● **YOUR GOAL**
Copy out the listing below line for line with no changes, leaving out the pictures.

--- start ---

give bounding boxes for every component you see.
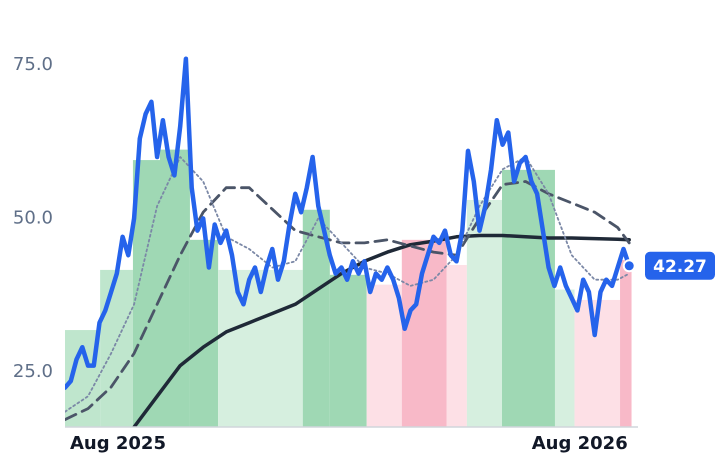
band <box>329 274 367 427</box>
last-value-badge <box>645 251 715 280</box>
band <box>620 260 632 427</box>
series-line <box>65 180 631 421</box>
line-layer <box>65 56 632 427</box>
series-line <box>132 233 631 427</box>
band <box>302 209 330 427</box>
x-tick-label: Aug 2026 <box>532 433 628 454</box>
band-layer <box>65 149 632 427</box>
y-tick-label: 50.0 <box>13 207 53 228</box>
band <box>100 269 133 427</box>
band <box>466 199 502 427</box>
band <box>502 169 555 427</box>
axes: 25.0 50.0 75.0 Aug 2025 Aug 2026 <box>13 54 638 454</box>
band <box>554 289 575 427</box>
band <box>366 284 402 427</box>
last-point <box>622 259 636 273</box>
last-value-label: 42.27 <box>653 257 707 277</box>
y-tick-label: 75.0 <box>13 54 53 75</box>
band <box>189 239 219 427</box>
y-tick-label: 25.0 <box>13 361 53 382</box>
band <box>218 269 303 427</box>
x-tick-label: Aug 2025 <box>70 433 166 454</box>
series-line <box>65 156 631 413</box>
series-line <box>65 56 632 390</box>
band <box>446 265 467 427</box>
overlay: 42.27 <box>622 251 715 280</box>
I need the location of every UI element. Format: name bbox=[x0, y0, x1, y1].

--- end ---

● **ANSWER TO THE TASK**
give bounding boxes for every component you see.
band <box>329 274 367 427</box>
last-value-badge <box>645 251 715 280</box>
band <box>620 260 632 427</box>
series-line <box>65 180 631 421</box>
line-layer <box>65 56 632 427</box>
series-line <box>132 233 631 427</box>
band <box>302 209 330 427</box>
x-tick-label: Aug 2026 <box>532 433 628 454</box>
band-layer <box>65 149 632 427</box>
y-tick-label: 50.0 <box>13 207 53 228</box>
band <box>100 269 133 427</box>
band <box>466 199 502 427</box>
band <box>502 169 555 427</box>
axes: 25.0 50.0 75.0 Aug 2025 Aug 2026 <box>13 54 638 454</box>
band <box>554 289 575 427</box>
band <box>366 284 402 427</box>
last-point <box>622 259 636 273</box>
last-value-label: 42.27 <box>653 257 707 277</box>
y-tick-label: 75.0 <box>13 54 53 75</box>
band <box>189 239 219 427</box>
y-tick-label: 25.0 <box>13 361 53 382</box>
band <box>218 269 303 427</box>
x-tick-label: Aug 2025 <box>70 433 166 454</box>
series-line <box>65 156 631 413</box>
series-line <box>65 56 632 390</box>
band <box>446 265 467 427</box>
overlay: 42.27 <box>622 251 715 280</box>
I need the location of every UI element. Format: name bbox=[x0, y0, x1, y1].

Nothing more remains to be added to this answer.